Metin Parçası:
════════════════
"İçtihat Metni"
MAHKEMESİ : İstanbul Bölge Adliye Mahkemesi 1. Hukuk Dairesi
SAYISI : 2021/1988 E., 2022/1383 K.
HÜKÜM/KARAR : Ret / Esastan ret
İLK DERECE MAHKEMESİ : Gaziosmanpaşa 2. Asliye Hukuk Mahkemesi
SAYISI : 2021/164 E., 2021/365 K.
Taraflar arasındaki tapu iptali tescil ve bedel davasından dolayı yapılan yargılama sonunda İlk Derece Mahkemesince davanın reddine karar verilmiştir.
Kararın davacı vekili tarafından istinaf edilmesi üzerine, Bölge Adliye Mahkemesince başvurunun esastan reddine karar verilmiştir.
Bölge Adliye Mahkemesi kararı davacı vekili tarafından temyiz edilmekle; kesinlik, süre, temyiz şartı ve diğer usul eksiklikleri yönünden yapılan ön inceleme sonucunda, temyiz dilekçesinin kabulüne karar verildikten ve Tetkik Hâkimi tarafından hazırlanan rapor dinlendikten sonra dosyadaki belgeler incelenip gereği düşünüldü:
I. DAVA
Davacı, kız kardeşi olan davalı ile aralarındaki güven ilişkisine dayanarak dava konusu 496 parsel sayılı taşınmazını... ilçesi, ... köyü sınırları dahilinde mirasbırakan babalarından kalan taşınmazlardaki tüm hak ve hisseleri karşılığında davalının oğlu olan ...a verdiği vekaletname ile devrettiğini, diğer bir deyişle dava konusu taşınmazı ile davalının babadan kalan taşınmazlardaki paylarını değiş-tokuş yaptıklarını, aralarındaki anlaşma yapıldıktan hemen sonra verilen vekaletnameler ile iradelerini yazılı hale getirdiklerini, dava konusu taşınmazının... Noterliği'nin 19.08.2015 tarihli ve 6826 yevmiye numaralı vekaletnamesi ile vekil tayin edilen...tarafından davalıya devredildiğini, davalı ... tarafından da... Noterliği'nin 19.08.2015 tarihli ve 6829 yevmiye numaralı vekaletnamesinin verildiğini, ancak davalının dava konusu taşınmazı devraldıktan sonra azilname ile iradesinden vazgeçtiğini, kendisinin aralarındaki anlaşmaya göre taahhüdünü yerine getirmesine rağmen davalının azilname ile edimini yerine getirmediğini, aralarındaki sözleşmenin davalının edimini yerine getirmekten vazgeçmesi ile son bulduğunu ve davalının sebepsiz zenginleştiğini ileri sürerek tapu kaydının iptali ile adına tesciline, olmadığı takdirde rayiç bedelin davalıdan tahsiline karar verilmesini istemiştir.
════════════════
Veriler:
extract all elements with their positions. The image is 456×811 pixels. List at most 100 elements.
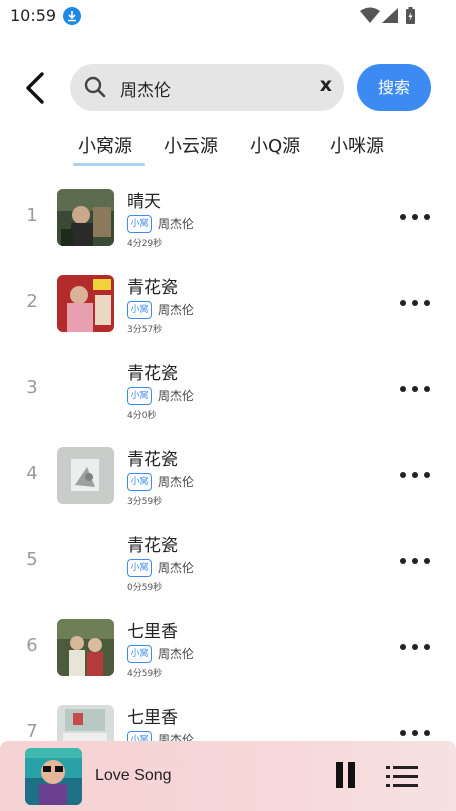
════════════════
Yapılacak İş:
İçtihat metninin başındaki künye satırlarında geçen bütün esas ve karar sayılarını sıralayın.

Cevap:
- 2021/1988 E.
- 2022/1383 K.
- 2021/164 E.
- 2021/365 K.